§ **TASK DESCRIPTION**: Look through the listing for the word "screenshot". Copy each line that has it.
-- Start of DATA PROVIDED --
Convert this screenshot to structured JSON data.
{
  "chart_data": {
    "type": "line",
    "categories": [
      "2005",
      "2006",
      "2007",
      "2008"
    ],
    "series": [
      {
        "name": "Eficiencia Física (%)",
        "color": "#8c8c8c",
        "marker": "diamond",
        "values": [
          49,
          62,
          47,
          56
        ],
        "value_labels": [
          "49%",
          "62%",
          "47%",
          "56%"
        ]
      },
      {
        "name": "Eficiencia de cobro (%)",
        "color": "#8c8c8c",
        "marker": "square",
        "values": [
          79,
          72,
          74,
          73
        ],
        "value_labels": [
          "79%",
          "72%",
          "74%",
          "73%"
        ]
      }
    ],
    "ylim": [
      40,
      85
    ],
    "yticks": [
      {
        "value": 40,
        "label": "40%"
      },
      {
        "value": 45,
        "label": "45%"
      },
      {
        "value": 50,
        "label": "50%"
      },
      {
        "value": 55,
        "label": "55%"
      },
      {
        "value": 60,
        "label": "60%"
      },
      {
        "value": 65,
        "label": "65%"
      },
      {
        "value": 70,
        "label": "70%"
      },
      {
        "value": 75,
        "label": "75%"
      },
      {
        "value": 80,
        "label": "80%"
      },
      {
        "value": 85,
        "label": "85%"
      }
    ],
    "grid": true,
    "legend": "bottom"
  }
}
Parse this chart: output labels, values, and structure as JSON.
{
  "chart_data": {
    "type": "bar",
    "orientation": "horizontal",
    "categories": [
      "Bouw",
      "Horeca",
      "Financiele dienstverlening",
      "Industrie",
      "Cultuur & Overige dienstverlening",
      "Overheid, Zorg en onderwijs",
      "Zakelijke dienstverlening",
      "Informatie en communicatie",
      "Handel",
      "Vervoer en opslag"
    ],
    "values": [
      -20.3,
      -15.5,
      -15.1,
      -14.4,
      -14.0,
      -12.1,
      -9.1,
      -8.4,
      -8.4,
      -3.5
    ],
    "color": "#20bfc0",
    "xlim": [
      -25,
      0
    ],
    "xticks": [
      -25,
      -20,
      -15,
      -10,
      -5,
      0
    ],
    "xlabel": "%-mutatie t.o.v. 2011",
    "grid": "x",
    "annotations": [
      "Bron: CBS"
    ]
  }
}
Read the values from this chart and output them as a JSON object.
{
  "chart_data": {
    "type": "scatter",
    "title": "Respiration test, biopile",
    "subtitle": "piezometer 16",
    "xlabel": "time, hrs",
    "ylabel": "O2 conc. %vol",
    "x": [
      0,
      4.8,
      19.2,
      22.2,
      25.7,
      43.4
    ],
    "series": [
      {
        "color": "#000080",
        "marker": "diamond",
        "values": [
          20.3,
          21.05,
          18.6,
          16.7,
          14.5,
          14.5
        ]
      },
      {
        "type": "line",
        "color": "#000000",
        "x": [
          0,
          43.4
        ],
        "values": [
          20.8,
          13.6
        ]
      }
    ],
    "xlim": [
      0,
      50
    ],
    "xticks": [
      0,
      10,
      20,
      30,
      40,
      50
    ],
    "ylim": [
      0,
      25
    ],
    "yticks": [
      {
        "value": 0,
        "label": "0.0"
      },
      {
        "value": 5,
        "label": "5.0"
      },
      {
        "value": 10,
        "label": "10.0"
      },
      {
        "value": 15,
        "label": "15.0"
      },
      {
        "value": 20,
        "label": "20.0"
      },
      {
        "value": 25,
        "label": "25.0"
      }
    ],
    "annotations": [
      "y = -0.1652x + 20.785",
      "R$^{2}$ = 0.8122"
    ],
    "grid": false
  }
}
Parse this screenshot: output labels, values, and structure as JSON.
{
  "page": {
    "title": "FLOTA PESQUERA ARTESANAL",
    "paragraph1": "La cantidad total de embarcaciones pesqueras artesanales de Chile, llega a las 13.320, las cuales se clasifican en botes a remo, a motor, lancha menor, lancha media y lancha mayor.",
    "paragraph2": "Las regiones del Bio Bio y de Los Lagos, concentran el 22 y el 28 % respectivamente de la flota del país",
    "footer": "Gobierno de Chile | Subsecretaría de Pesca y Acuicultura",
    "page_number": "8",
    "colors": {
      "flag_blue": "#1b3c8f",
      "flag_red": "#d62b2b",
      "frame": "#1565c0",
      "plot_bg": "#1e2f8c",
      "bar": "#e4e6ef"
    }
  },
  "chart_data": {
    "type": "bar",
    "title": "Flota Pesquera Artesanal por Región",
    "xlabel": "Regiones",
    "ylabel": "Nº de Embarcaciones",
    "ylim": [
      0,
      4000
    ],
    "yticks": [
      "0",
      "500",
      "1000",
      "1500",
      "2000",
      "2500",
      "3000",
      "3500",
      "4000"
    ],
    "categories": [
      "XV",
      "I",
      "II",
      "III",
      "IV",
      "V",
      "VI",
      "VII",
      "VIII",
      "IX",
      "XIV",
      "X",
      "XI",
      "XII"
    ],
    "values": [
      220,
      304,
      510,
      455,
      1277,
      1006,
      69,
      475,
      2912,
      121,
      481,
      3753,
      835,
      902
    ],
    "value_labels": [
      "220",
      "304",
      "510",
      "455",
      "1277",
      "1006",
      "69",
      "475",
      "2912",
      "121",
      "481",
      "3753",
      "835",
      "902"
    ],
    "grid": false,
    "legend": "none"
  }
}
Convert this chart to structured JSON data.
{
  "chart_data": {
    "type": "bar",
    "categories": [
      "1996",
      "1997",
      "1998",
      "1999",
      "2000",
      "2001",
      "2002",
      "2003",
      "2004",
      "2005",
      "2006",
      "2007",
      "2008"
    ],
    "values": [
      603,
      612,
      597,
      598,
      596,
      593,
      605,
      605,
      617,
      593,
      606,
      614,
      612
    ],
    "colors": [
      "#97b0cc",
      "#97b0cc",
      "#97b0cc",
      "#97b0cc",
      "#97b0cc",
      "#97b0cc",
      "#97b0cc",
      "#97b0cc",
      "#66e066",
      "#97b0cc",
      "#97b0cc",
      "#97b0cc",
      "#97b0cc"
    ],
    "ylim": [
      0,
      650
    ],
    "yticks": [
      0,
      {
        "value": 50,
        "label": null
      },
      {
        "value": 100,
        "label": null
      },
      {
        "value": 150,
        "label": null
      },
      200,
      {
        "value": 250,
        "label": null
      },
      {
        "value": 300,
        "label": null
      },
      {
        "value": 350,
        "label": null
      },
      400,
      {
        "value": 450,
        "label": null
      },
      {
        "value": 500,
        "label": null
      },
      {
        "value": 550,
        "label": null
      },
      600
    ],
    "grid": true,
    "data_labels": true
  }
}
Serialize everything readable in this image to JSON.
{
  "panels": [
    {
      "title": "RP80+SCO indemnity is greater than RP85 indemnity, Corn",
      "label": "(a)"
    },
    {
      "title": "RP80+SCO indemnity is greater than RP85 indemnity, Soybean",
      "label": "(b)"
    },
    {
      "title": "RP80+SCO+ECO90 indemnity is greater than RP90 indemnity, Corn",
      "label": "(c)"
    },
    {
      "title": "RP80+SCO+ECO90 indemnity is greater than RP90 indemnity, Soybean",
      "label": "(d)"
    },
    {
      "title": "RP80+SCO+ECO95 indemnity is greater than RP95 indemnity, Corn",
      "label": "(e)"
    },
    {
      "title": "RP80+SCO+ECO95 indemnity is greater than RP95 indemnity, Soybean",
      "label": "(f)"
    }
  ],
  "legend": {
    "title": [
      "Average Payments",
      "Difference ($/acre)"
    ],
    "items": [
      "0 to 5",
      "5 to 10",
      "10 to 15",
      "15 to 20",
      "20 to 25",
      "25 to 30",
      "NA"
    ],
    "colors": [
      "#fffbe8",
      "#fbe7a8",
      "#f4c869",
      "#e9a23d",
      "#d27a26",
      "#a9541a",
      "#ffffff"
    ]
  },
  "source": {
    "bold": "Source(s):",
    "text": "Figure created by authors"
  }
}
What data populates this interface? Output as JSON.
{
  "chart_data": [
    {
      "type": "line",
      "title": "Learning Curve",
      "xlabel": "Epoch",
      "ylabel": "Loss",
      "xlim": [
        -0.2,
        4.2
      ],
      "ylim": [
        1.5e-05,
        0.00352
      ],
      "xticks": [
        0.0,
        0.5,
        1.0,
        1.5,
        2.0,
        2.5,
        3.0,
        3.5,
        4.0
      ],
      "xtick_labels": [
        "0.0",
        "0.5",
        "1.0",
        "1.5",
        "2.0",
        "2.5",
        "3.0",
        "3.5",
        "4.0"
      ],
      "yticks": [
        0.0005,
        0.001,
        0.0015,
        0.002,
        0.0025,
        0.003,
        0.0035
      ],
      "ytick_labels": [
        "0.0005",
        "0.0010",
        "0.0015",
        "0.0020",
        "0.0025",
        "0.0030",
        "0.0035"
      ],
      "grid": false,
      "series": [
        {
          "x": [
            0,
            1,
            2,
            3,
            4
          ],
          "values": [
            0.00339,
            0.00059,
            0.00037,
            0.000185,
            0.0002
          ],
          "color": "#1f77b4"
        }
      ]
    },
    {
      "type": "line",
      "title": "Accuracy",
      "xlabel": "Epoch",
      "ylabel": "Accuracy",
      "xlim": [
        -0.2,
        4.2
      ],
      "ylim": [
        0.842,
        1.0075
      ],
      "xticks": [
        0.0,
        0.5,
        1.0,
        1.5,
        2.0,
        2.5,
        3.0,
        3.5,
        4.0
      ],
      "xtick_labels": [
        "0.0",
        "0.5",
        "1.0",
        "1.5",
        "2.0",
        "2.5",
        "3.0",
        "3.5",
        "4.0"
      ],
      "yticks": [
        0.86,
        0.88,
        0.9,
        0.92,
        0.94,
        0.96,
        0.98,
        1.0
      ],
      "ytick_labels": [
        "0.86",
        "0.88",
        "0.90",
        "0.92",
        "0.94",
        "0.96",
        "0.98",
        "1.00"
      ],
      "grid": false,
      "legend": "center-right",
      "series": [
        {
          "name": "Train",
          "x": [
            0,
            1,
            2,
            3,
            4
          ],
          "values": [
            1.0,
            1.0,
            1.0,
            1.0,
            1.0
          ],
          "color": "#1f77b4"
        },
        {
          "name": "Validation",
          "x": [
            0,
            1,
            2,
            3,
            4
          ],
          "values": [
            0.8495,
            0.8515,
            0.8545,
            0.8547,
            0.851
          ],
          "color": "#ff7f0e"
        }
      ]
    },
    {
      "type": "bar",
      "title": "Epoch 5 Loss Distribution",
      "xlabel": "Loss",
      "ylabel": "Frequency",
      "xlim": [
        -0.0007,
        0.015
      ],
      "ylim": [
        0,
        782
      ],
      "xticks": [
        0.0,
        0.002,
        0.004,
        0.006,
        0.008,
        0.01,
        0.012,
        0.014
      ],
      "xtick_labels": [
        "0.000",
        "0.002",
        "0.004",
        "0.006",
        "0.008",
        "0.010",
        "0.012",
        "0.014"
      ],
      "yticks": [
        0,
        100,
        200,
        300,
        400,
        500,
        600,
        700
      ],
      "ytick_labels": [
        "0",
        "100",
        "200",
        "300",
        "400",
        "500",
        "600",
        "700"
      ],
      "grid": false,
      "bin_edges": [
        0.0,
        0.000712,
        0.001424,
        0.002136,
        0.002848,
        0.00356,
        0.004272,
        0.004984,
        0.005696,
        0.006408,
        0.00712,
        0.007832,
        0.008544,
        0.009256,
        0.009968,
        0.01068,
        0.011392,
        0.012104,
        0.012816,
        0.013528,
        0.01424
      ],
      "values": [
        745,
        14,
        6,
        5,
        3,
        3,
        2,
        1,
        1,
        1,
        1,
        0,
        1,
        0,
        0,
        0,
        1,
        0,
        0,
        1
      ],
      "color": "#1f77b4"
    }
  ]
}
-- End of DATA PROVIDED --
§ **RESULT OF THE TASK**:
Convert this screenshot to structured JSON data.
Parse this screenshot: output labels, values, and structure as JSON.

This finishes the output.